▶ **WHAT TO PRODUCE**:
The records are set out below this line. Return exactly the lines from the one containing "Convert this document image to plain text." through the last, and exclude the pictures.

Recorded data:
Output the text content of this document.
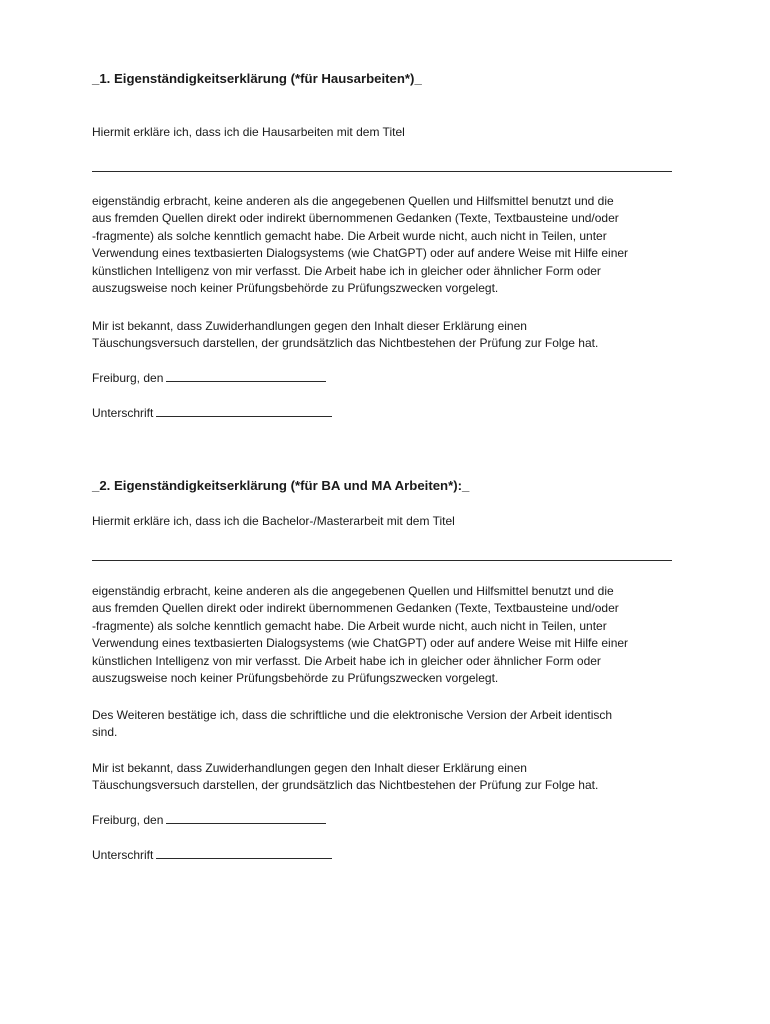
_1. Eigenständigkeitserklärung (*für Hausarbeiten*)_

Hiermit erkläre ich, dass ich die Hausarbeiten mit dem Titel

eigenständig erbracht, keine anderen als die angegebenen Quellen und Hilfsmittel benutzt und die
aus fremden Quellen direkt oder indirekt übernommenen Gedanken (Texte, Textbausteine und/oder
-fragmente) als solche kenntlich gemacht habe. Die Arbeit wurde nicht, auch nicht in Teilen, unter
Verwendung eines textbasierten Dialogsystems (wie ChatGPT) oder auf andere Weise mit Hilfe einer
künstlichen Intelligenz von mir verfasst. Die Arbeit habe ich in gleicher oder ähnlicher Form oder
auszugsweise noch keiner Prüfungsbehörde zu Prüfungszwecken vorgelegt.
Mir ist bekannt, dass Zuwiderhandlungen gegen den Inhalt dieser Erklärung einen
Täuschungsversuch darstellen, der grundsätzlich das Nichtbestehen der Prüfung zur Folge hat.

Freiburg, den

Unterschrift

_2. Eigenständigkeitserklärung (*für BA und MA Arbeiten*):_

Hiermit erkläre ich, dass ich die Bachelor-/Masterarbeit mit dem Titel

eigenständig erbracht, keine anderen als die angegebenen Quellen und Hilfsmittel benutzt und die
aus fremden Quellen direkt oder indirekt übernommenen Gedanken (Texte, Textbausteine und/oder
-fragmente) als solche kenntlich gemacht habe. Die Arbeit wurde nicht, auch nicht in Teilen, unter
Verwendung eines textbasierten Dialogsystems (wie ChatGPT) oder auf andere Weise mit Hilfe einer
künstlichen Intelligenz von mir verfasst. Die Arbeit habe ich in gleicher oder ähnlicher Form oder
auszugsweise noch keiner Prüfungsbehörde zu Prüfungszwecken vorgelegt.
Des Weiteren bestätige ich, dass die schriftliche und die elektronische Version der Arbeit identisch
sind.
Mir ist bekannt, dass Zuwiderhandlungen gegen den Inhalt dieser Erklärung einen
Täuschungsversuch darstellen, der grundsätzlich das Nichtbestehen der Prüfung zur Folge hat.

Freiburg, den

Unterschrift
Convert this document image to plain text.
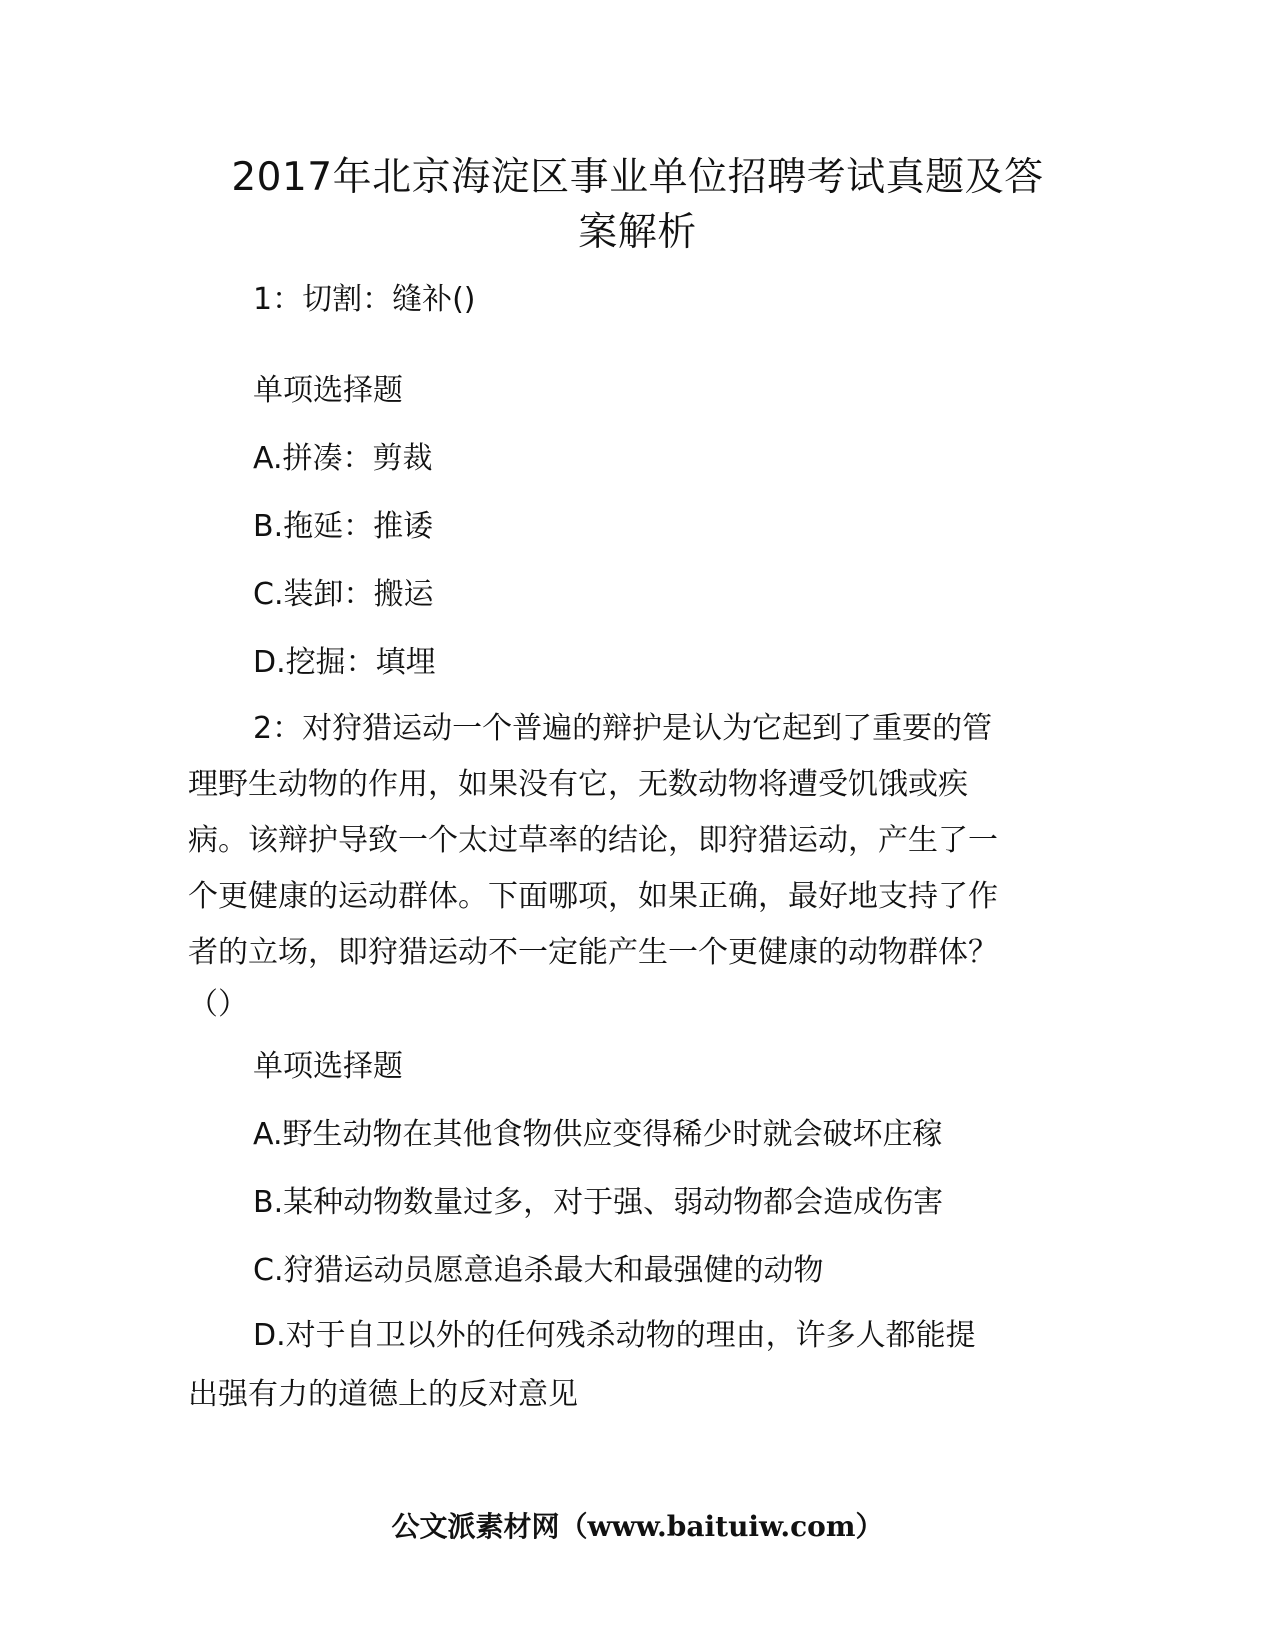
2017年北京海淀区事业单位招聘考试真题及答
案解析
1：切割：缝补()
单项选择题
A.拼凑：剪裁
B.拖延：推诿
C.装卸：搬运
D.挖掘：填埋
2：对狩猎运动一个普遍的辩护是认为它起到了重要的管
理野生动物的作用，如果没有它，无数动物将遭受饥饿或疾
病。该辩护导致一个太过草率的结论，即狩猎运动，产生了一
个更健康的运动群体。下面哪项，如果正确，最好地支持了作
者的立场，即狩猎运动不一定能产生一个更健康的动物群体？
（）
单项选择题
A.野生动物在其他食物供应变得稀少时就会破坏庄稼
B.某种动物数量过多，对于强、弱动物都会造成伤害
C.狩猎运动员愿意追杀最大和最强健的动物
D.对于自卫以外的任何残杀动物的理由，许多人都能提
出强有力的道德上的反对意见
公文派素材网（www.baituiw.com）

▶ **SOLUTION**:
Convert this document image to plain text.
2017年北京海淀区事业单位招聘考试真题及答
案解析
1：切割：缝补()
单项选择题
A.拼凑：剪裁
B.拖延：推诿
C.装卸：搬运
D.挖掘：填埋
2：对狩猎运动一个普遍的辩护是认为它起到了重要的管
理野生动物的作用，如果没有它，无数动物将遭受饥饿或疾
病。该辩护导致一个太过草率的结论，即狩猎运动，产生了一
个更健康的运动群体。下面哪项，如果正确，最好地支持了作
者的立场，即狩猎运动不一定能产生一个更健康的动物群体？
（）
单项选择题
A.野生动物在其他食物供应变得稀少时就会破坏庄稼
B.某种动物数量过多，对于强、弱动物都会造成伤害
C.狩猎运动员愿意追杀最大和最强健的动物
D.对于自卫以外的任何残杀动物的理由，许多人都能提
出强有力的道德上的反对意见
公文派素材网（www.baituiw.com）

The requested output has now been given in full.